State the number of lines that hold the string "yellow", with nothing added.

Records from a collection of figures
=======

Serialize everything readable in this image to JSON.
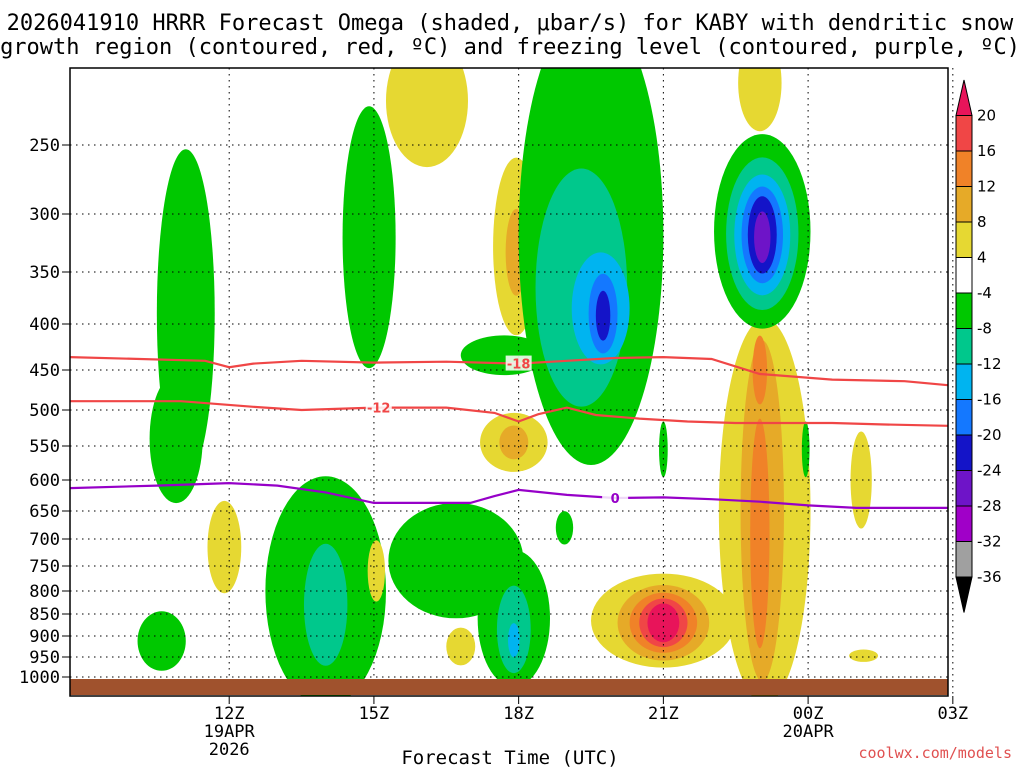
{
  "chart_data": {
    "type": "heatmap",
    "title_line1": "2026041910 HRRR Forecast Omega (shaded, μbar/s) for KABY with dendritic snow",
    "title_line2": "growth region (contoured, red, ºC) and freezing level (contoured, purple, ºC)",
    "xlabel": "Forecast Time (UTC)",
    "credit": "coolwx.com/models",
    "y_axis": {
      "unit": "hPa",
      "ticks": [
        250,
        300,
        350,
        400,
        450,
        500,
        550,
        600,
        650,
        700,
        750,
        800,
        850,
        900,
        950,
        1000
      ],
      "labels": [
        "250",
        "300",
        "350",
        "400",
        "450",
        "500",
        "550",
        "600",
        "650",
        "700",
        "750",
        "800",
        "850",
        "900",
        "950",
        "1000"
      ]
    },
    "x_axis": {
      "unit": "hours since 2026-04-19 12Z",
      "range": [
        -3.3,
        14.9
      ],
      "ticks": [
        {
          "h": 0,
          "label": "12Z",
          "sub1": "19APR",
          "sub2": "2026"
        },
        {
          "h": 3,
          "label": "15Z",
          "sub1": "",
          "sub2": ""
        },
        {
          "h": 6,
          "label": "18Z",
          "sub1": "",
          "sub2": ""
        },
        {
          "h": 9,
          "label": "21Z",
          "sub1": "",
          "sub2": ""
        },
        {
          "h": 12,
          "label": "00Z",
          "sub1": "20APR",
          "sub2": ""
        },
        {
          "h": 15,
          "label": "03Z",
          "sub1": "",
          "sub2": ""
        }
      ]
    },
    "colorbar": {
      "levels": [
        "20",
        "16",
        "12",
        "8",
        "4",
        "-4",
        "-8",
        "-12",
        "-16",
        "-20",
        "-24",
        "-28",
        "-32",
        "-36"
      ],
      "colors": [
        "#e8145a",
        "#f04646",
        "#f08228",
        "#e6aa28",
        "#e6d832",
        "#ffffff",
        "#00c800",
        "#00c88c",
        "#00b4f0",
        "#1478ff",
        "#1414c8",
        "#6e14c8",
        "#a000c8",
        "#a0a0a0",
        "#000000"
      ]
    },
    "contours": [
      {
        "name": "dgz-top",
        "value": -18,
        "label": "-18",
        "label_at": 6.0,
        "color": "#f04646",
        "points": [
          [
            -3.3,
            436
          ],
          [
            -0.5,
            440
          ],
          [
            0.0,
            447
          ],
          [
            0.5,
            443
          ],
          [
            1.5,
            440
          ],
          [
            3.0,
            442
          ],
          [
            4.5,
            441
          ],
          [
            6.0,
            443
          ],
          [
            7.0,
            440
          ],
          [
            8.0,
            437
          ],
          [
            9.0,
            436
          ],
          [
            10.0,
            438
          ],
          [
            11.0,
            455
          ],
          [
            12.5,
            462
          ],
          [
            14.0,
            464
          ],
          [
            14.9,
            469
          ]
        ]
      },
      {
        "name": "dgz-bottom",
        "value": -12,
        "label": "-12",
        "label_at": 3.1,
        "color": "#f04646",
        "points": [
          [
            -3.3,
            489
          ],
          [
            -1.0,
            489
          ],
          [
            0.5,
            496
          ],
          [
            1.5,
            500
          ],
          [
            3.0,
            497
          ],
          [
            4.5,
            497
          ],
          [
            5.5,
            504
          ],
          [
            6.0,
            516
          ],
          [
            6.4,
            506
          ],
          [
            7.0,
            497
          ],
          [
            7.6,
            507
          ],
          [
            8.5,
            512
          ],
          [
            9.5,
            516
          ],
          [
            10.5,
            518
          ],
          [
            11.5,
            518
          ],
          [
            12.5,
            518
          ],
          [
            13.5,
            520
          ],
          [
            14.9,
            522
          ]
        ]
      },
      {
        "name": "freezing-level",
        "value": 0,
        "label": "0",
        "label_at": 8.0,
        "color": "#9600c8",
        "points": [
          [
            -3.3,
            613
          ],
          [
            -1.5,
            609
          ],
          [
            0.0,
            605
          ],
          [
            1.0,
            609
          ],
          [
            2.0,
            620
          ],
          [
            3.0,
            637
          ],
          [
            4.0,
            637
          ],
          [
            5.0,
            637
          ],
          [
            5.5,
            626
          ],
          [
            6.0,
            616
          ],
          [
            7.0,
            624
          ],
          [
            8.0,
            629
          ],
          [
            9.0,
            628
          ],
          [
            10.0,
            631
          ],
          [
            11.0,
            635
          ],
          [
            12.0,
            641
          ],
          [
            13.0,
            645
          ],
          [
            14.9,
            645
          ]
        ]
      }
    ],
    "regions": [
      {
        "name": "green-1050-upper-a",
        "level": "-8",
        "color": "#00c800",
        "cx": -0.9,
        "cy": 390,
        "rx": 0.6,
        "ry": 160
      },
      {
        "name": "green-1050-upper-b",
        "level": "-8",
        "color": "#00c800",
        "cx": -1.1,
        "cy": 540,
        "rx": 0.55,
        "ry": 90
      },
      {
        "name": "green-1050-low",
        "level": "-8",
        "color": "#00c800",
        "cx": -1.4,
        "cy": 912,
        "rx": 0.5,
        "ry": 70
      },
      {
        "name": "yellow-1120",
        "level": "4",
        "color": "#e6d832",
        "cx": -0.1,
        "cy": 715,
        "rx": 0.35,
        "ry": 85
      },
      {
        "name": "green-1330",
        "level": "-8",
        "color": "#00c800",
        "cx": 2.0,
        "cy": 800,
        "rx": 1.25,
        "ry": 230
      },
      {
        "name": "teal-1330",
        "level": "-12",
        "color": "#00c88c",
        "cx": 2.0,
        "cy": 830,
        "rx": 0.45,
        "ry": 130
      },
      {
        "name": "yellow-1518",
        "level": "4",
        "color": "#e6d832",
        "cx": 3.05,
        "cy": 760,
        "rx": 0.18,
        "ry": 60
      },
      {
        "name": "green-1500-upper",
        "level": "-8",
        "color": "#00c800",
        "cx": 2.9,
        "cy": 320,
        "rx": 0.55,
        "ry": 110
      },
      {
        "name": "yellow-1600-top",
        "level": "4",
        "color": "#e6d832",
        "cx": 4.1,
        "cy": 218,
        "rx": 0.85,
        "ry": 48
      },
      {
        "name": "green-1700-low-a",
        "level": "-8",
        "color": "#00c800",
        "cx": 4.7,
        "cy": 740,
        "rx": 1.4,
        "ry": 110
      },
      {
        "name": "green-1700-low-b",
        "level": "-8",
        "color": "#00c800",
        "cx": 5.9,
        "cy": 860,
        "rx": 0.75,
        "ry": 150
      },
      {
        "name": "teal-1800-low",
        "level": "-12",
        "color": "#00c88c",
        "cx": 5.9,
        "cy": 885,
        "rx": 0.35,
        "ry": 100
      },
      {
        "name": "cyan-1800-low",
        "level": "-16",
        "color": "#00b4f0",
        "cx": 5.9,
        "cy": 910,
        "rx": 0.12,
        "ry": 40
      },
      {
        "name": "yellow-1630",
        "level": "4",
        "color": "#e6d832",
        "cx": 4.8,
        "cy": 925,
        "rx": 0.3,
        "ry": 45
      },
      {
        "name": "yellow-1800-upper",
        "level": "4",
        "color": "#e6d832",
        "cx": 5.95,
        "cy": 328,
        "rx": 0.48,
        "ry": 75
      },
      {
        "name": "orange-1800-upper",
        "level": "8",
        "color": "#e6aa28",
        "cx": 5.95,
        "cy": 333,
        "rx": 0.22,
        "ry": 38
      },
      {
        "name": "yellow-1800-mid",
        "level": "4",
        "color": "#e6d832",
        "cx": 5.9,
        "cy": 545,
        "rx": 0.7,
        "ry": 42
      },
      {
        "name": "orange-1800-mid",
        "level": "8",
        "color": "#e6aa28",
        "cx": 5.9,
        "cy": 545,
        "rx": 0.3,
        "ry": 24
      },
      {
        "name": "green-2000-big",
        "level": "-8",
        "color": "#00c800",
        "cx": 7.5,
        "cy": 318,
        "rx": 1.5,
        "ry": 200
      },
      {
        "name": "green-1800-shelf",
        "level": "-8",
        "color": "#00c800",
        "cx": 5.7,
        "cy": 434,
        "rx": 0.9,
        "ry": 22
      },
      {
        "name": "teal-2000",
        "level": "-12",
        "color": "#00c88c",
        "cx": 7.3,
        "cy": 365,
        "rx": 0.95,
        "ry": 110
      },
      {
        "name": "cyan-2000",
        "level": "-16",
        "color": "#00b4f0",
        "cx": 7.7,
        "cy": 385,
        "rx": 0.6,
        "ry": 55
      },
      {
        "name": "blue-2000",
        "level": "-20",
        "color": "#1478ff",
        "cx": 7.75,
        "cy": 390,
        "rx": 0.3,
        "ry": 40
      },
      {
        "name": "navy-2000",
        "level": "-24",
        "color": "#1414c8",
        "cx": 7.75,
        "cy": 392,
        "rx": 0.15,
        "ry": 25
      },
      {
        "name": "green-1915",
        "level": "-8",
        "color": "#00c800",
        "cx": 6.95,
        "cy": 680,
        "rx": 0.18,
        "ry": 30
      },
      {
        "name": "green-2100-thin",
        "level": "-8",
        "color": "#00c800",
        "cx": 9.0,
        "cy": 555,
        "rx": 0.09,
        "ry": 40
      },
      {
        "name": "yellow-2100-low",
        "level": "4",
        "color": "#e6d832",
        "cx": 9.0,
        "cy": 865,
        "rx": 1.5,
        "ry": 105
      },
      {
        "name": "orange-2100-low",
        "level": "8",
        "color": "#e6aa28",
        "cx": 9.0,
        "cy": 870,
        "rx": 0.95,
        "ry": 85
      },
      {
        "name": "darkorange-2100-low",
        "level": "12",
        "color": "#f08228",
        "cx": 9.0,
        "cy": 870,
        "rx": 0.7,
        "ry": 68
      },
      {
        "name": "red-2100-low",
        "level": "16",
        "color": "#f04646",
        "cx": 9.0,
        "cy": 870,
        "rx": 0.5,
        "ry": 55
      },
      {
        "name": "pink-2100-low",
        "level": "20",
        "color": "#e8145a",
        "cx": 9.0,
        "cy": 870,
        "rx": 0.33,
        "ry": 44
      },
      {
        "name": "yellow-2300-column",
        "level": "4",
        "color": "#e6d832",
        "cx": 11.1,
        "cy": 650,
        "rx": 0.95,
        "ry": 300
      },
      {
        "name": "orange-2300-column",
        "level": "8",
        "color": "#e6aa28",
        "cx": 11.05,
        "cy": 650,
        "rx": 0.45,
        "ry": 270
      },
      {
        "name": "darkorange-2300-a",
        "level": "12",
        "color": "#f08228",
        "cx": 11.0,
        "cy": 450,
        "rx": 0.15,
        "ry": 40
      },
      {
        "name": "darkorange-2300-b",
        "level": "12",
        "color": "#f08228",
        "cx": 11.0,
        "cy": 690,
        "rx": 0.2,
        "ry": 200
      },
      {
        "name": "yellow-2300-top",
        "level": "4",
        "color": "#e6d832",
        "cx": 11.0,
        "cy": 205,
        "rx": 0.45,
        "ry": 35
      },
      {
        "name": "green-2300",
        "level": "-8",
        "color": "#00c800",
        "cx": 11.05,
        "cy": 315,
        "rx": 1.0,
        "ry": 80
      },
      {
        "name": "teal-2300",
        "level": "-12",
        "color": "#00c88c",
        "cx": 11.05,
        "cy": 317,
        "rx": 0.75,
        "ry": 63
      },
      {
        "name": "cyan-2300",
        "level": "-16",
        "color": "#00b4f0",
        "cx": 11.05,
        "cy": 318,
        "rx": 0.58,
        "ry": 50
      },
      {
        "name": "blue-2300",
        "level": "-20",
        "color": "#1478ff",
        "cx": 11.05,
        "cy": 318,
        "rx": 0.43,
        "ry": 40
      },
      {
        "name": "navy-2300",
        "level": "-24",
        "color": "#1414c8",
        "cx": 11.05,
        "cy": 318,
        "rx": 0.3,
        "ry": 32
      },
      {
        "name": "purple-2300",
        "level": "-28",
        "color": "#6e14c8",
        "cx": 11.05,
        "cy": 320,
        "rx": 0.17,
        "ry": 22
      },
      {
        "name": "green-0000",
        "level": "-8",
        "color": "#00c800",
        "cx": 11.95,
        "cy": 555,
        "rx": 0.08,
        "ry": 40
      },
      {
        "name": "yellow-0100",
        "level": "4",
        "color": "#e6d832",
        "cx": 13.1,
        "cy": 600,
        "rx": 0.22,
        "ry": 75
      },
      {
        "name": "yellow-0100-low",
        "level": "4",
        "color": "#e6d832",
        "cx": 13.15,
        "cy": 947,
        "rx": 0.3,
        "ry": 15
      }
    ]
  }
}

=======

Reply
11